─── DATA PROVIDED ───
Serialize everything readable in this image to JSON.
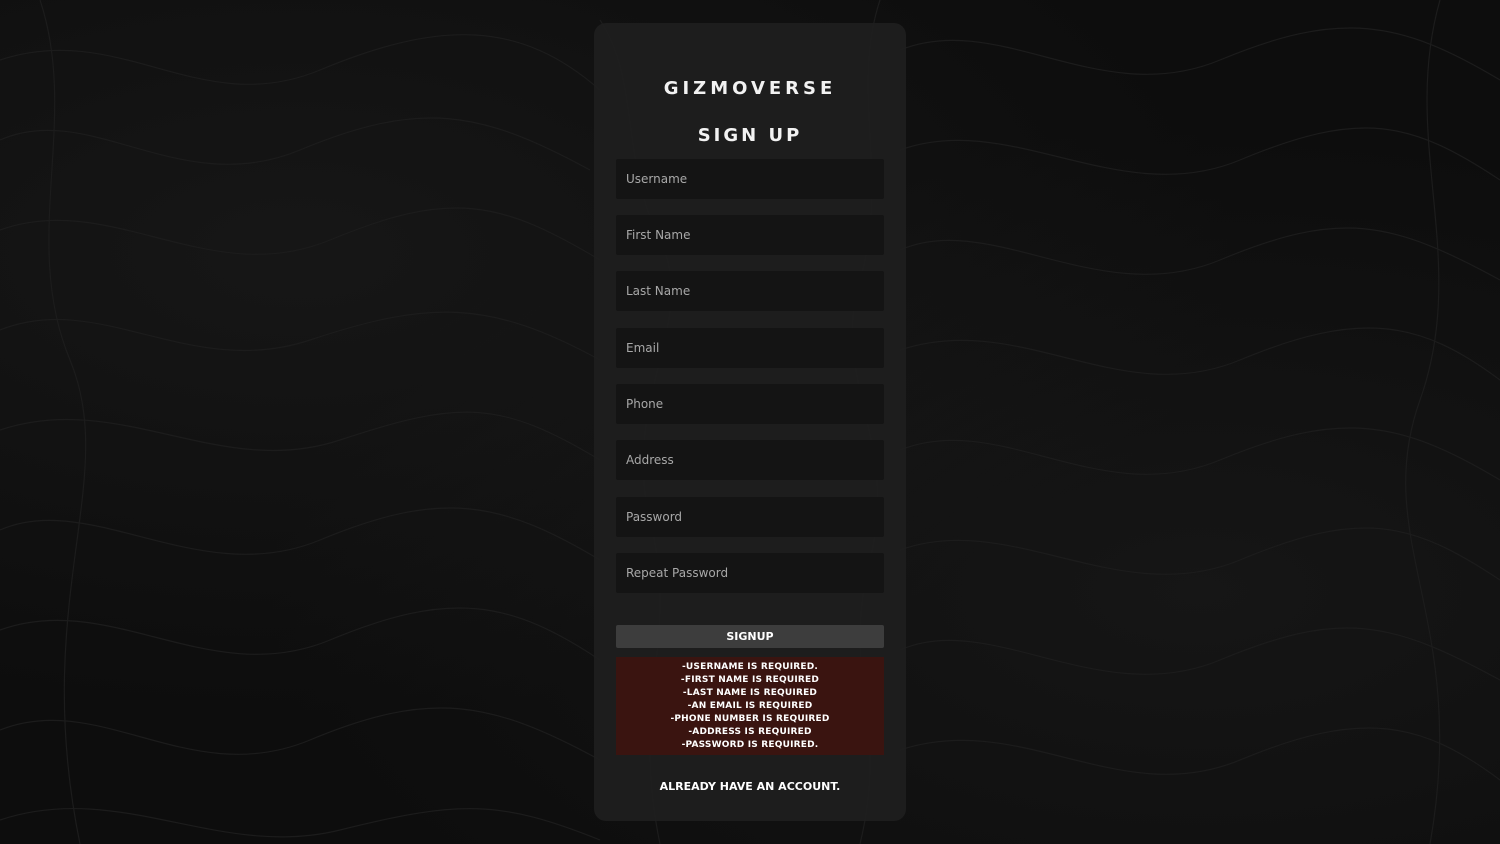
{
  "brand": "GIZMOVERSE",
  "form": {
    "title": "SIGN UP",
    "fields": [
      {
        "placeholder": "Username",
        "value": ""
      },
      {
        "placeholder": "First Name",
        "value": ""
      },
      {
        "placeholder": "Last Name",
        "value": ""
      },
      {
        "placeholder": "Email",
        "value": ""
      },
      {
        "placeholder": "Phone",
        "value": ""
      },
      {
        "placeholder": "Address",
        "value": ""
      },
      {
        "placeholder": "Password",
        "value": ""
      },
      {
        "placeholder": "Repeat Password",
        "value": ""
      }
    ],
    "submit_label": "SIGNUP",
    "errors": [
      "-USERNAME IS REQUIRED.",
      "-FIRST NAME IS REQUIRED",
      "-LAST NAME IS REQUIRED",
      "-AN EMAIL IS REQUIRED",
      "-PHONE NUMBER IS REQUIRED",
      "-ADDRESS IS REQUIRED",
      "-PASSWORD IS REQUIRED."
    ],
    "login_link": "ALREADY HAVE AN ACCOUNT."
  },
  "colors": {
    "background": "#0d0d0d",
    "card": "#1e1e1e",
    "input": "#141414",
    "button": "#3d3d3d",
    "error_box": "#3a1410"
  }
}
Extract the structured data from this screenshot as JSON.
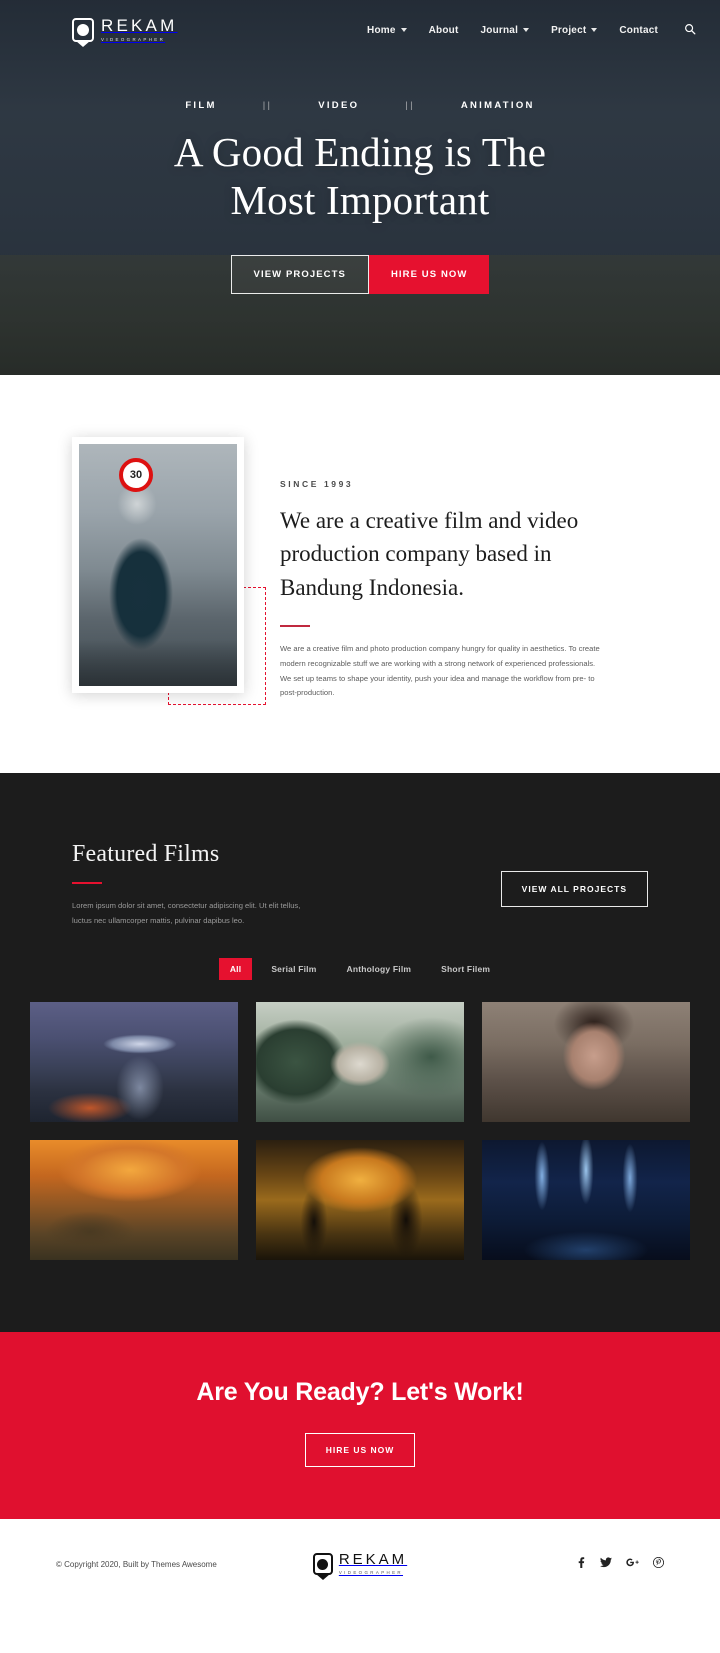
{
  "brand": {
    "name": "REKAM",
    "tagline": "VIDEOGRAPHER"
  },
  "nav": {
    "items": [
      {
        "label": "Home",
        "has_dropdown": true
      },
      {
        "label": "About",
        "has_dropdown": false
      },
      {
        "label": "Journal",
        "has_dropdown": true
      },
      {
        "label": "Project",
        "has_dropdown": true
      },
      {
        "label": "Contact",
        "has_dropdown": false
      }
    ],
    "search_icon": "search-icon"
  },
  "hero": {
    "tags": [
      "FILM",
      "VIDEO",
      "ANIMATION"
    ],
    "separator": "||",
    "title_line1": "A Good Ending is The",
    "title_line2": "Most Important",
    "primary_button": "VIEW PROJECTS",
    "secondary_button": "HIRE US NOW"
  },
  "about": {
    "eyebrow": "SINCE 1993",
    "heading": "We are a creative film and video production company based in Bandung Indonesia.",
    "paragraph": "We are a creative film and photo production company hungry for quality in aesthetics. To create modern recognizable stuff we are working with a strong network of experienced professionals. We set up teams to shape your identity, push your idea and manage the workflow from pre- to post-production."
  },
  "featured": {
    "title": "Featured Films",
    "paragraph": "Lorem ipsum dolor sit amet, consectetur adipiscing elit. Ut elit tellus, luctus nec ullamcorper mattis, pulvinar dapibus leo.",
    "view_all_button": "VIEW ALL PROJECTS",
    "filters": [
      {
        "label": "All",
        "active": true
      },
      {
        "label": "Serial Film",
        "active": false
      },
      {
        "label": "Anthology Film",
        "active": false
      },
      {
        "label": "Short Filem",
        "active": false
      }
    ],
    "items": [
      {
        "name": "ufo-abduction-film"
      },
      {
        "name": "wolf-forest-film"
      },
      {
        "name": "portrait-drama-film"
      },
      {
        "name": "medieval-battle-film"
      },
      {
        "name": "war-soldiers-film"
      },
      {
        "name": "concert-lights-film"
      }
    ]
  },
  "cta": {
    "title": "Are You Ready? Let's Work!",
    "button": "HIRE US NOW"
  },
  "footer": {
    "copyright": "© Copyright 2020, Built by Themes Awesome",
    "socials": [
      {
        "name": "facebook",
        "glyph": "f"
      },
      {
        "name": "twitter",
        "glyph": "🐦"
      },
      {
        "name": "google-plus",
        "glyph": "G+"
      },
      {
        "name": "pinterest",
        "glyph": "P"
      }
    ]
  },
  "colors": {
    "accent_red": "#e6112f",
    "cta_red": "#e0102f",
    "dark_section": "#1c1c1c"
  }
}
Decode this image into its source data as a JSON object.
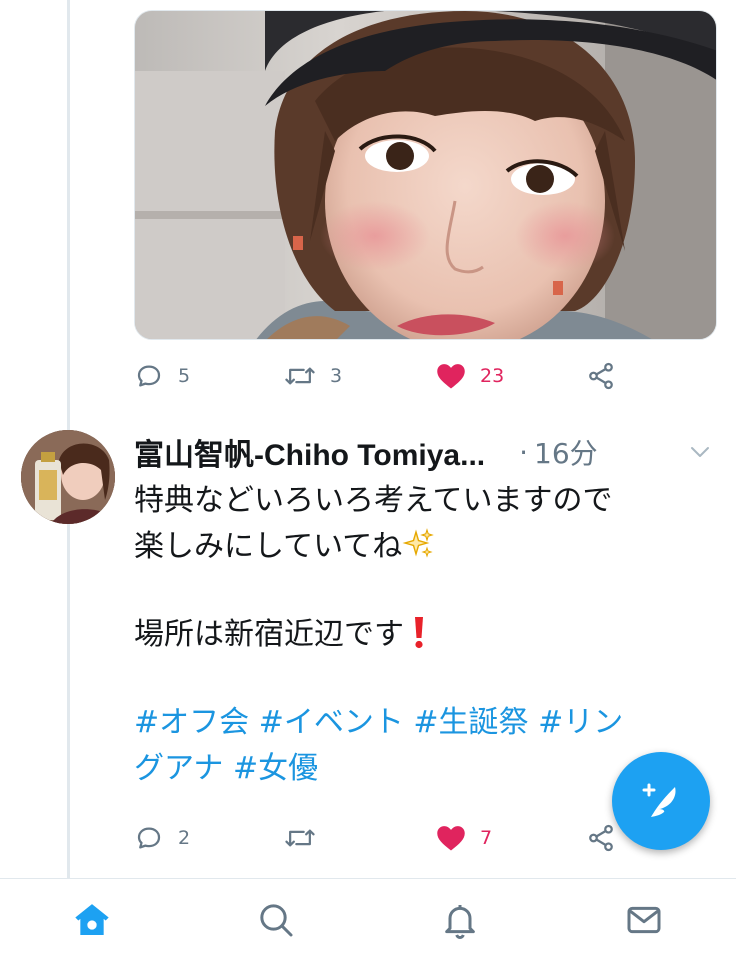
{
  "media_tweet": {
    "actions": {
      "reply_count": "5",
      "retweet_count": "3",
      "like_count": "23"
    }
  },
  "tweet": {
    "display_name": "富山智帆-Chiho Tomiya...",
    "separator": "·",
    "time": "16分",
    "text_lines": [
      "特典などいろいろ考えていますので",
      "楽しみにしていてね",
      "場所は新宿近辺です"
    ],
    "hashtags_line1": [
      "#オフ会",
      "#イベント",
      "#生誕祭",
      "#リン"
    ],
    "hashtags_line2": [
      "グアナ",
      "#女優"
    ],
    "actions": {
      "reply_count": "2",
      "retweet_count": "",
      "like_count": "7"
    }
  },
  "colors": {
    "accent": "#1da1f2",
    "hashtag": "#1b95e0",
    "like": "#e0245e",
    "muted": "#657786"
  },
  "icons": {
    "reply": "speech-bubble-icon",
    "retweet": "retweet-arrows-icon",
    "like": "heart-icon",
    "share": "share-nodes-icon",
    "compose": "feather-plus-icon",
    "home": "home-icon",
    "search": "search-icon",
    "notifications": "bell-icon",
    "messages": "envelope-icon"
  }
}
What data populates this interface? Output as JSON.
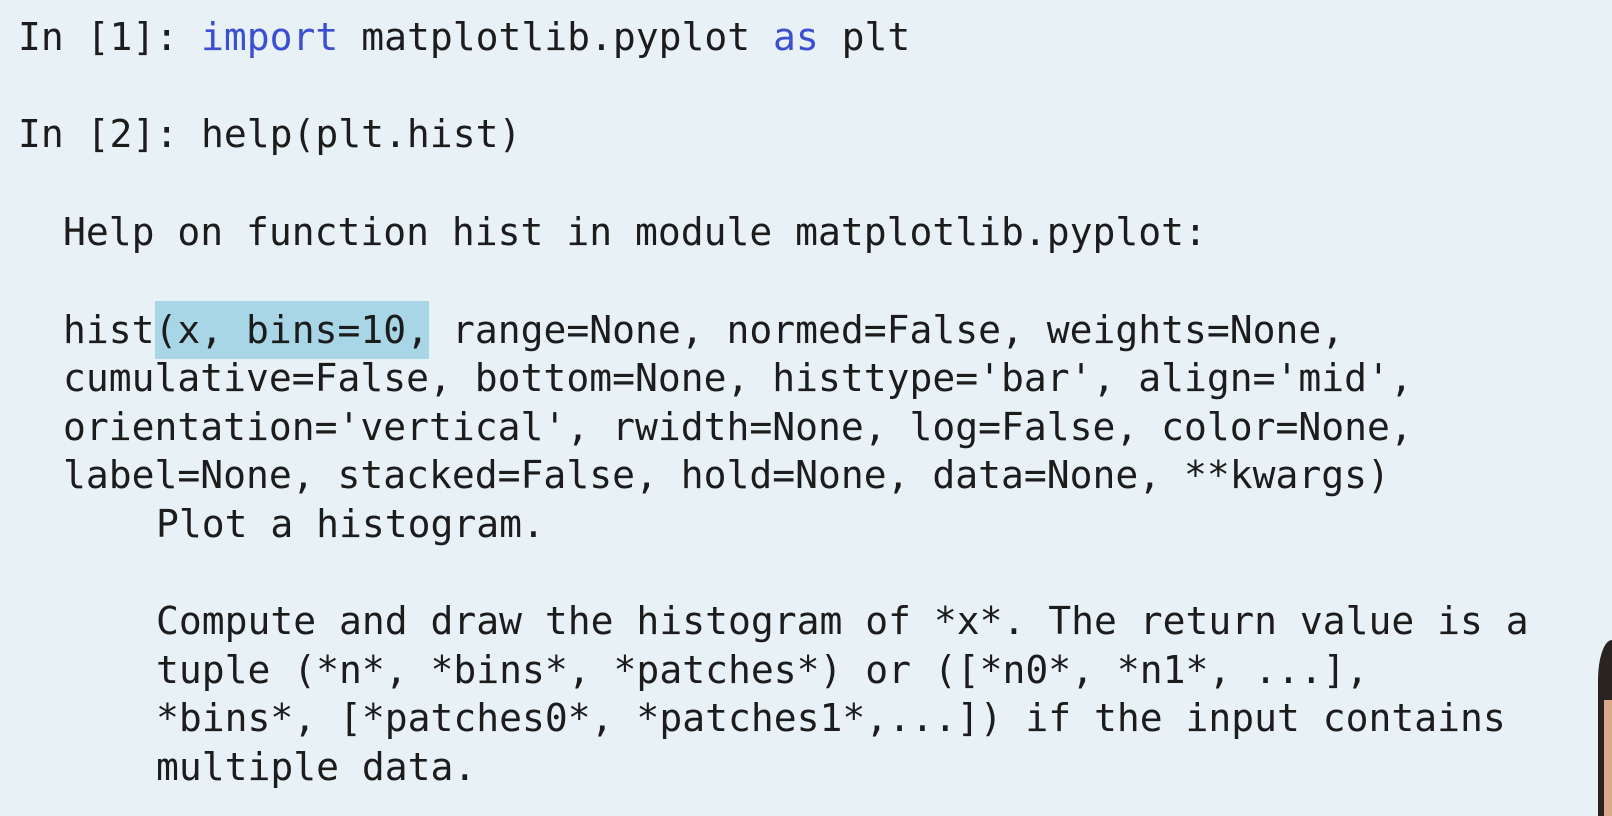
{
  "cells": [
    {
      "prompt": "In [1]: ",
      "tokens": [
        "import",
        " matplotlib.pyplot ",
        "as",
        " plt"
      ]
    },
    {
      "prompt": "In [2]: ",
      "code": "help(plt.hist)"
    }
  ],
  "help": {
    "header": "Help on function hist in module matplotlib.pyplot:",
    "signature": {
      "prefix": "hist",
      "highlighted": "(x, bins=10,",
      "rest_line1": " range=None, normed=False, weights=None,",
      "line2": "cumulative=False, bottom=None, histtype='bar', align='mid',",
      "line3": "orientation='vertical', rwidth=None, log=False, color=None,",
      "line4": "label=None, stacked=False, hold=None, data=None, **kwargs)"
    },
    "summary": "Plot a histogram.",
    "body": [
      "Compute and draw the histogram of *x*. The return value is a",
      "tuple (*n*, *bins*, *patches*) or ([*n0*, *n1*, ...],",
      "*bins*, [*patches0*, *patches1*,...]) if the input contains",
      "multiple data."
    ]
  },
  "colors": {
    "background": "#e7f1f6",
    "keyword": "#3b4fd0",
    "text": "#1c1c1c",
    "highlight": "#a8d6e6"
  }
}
───
▶ SET EXERCISE
Scan the records above for the string "matplotlib", then select every line that holds it.

▶ TASK RESPONSE
        " matplotlib.pyplot ",
    "header": "Help on function hist in module matplotlib.pyplot:",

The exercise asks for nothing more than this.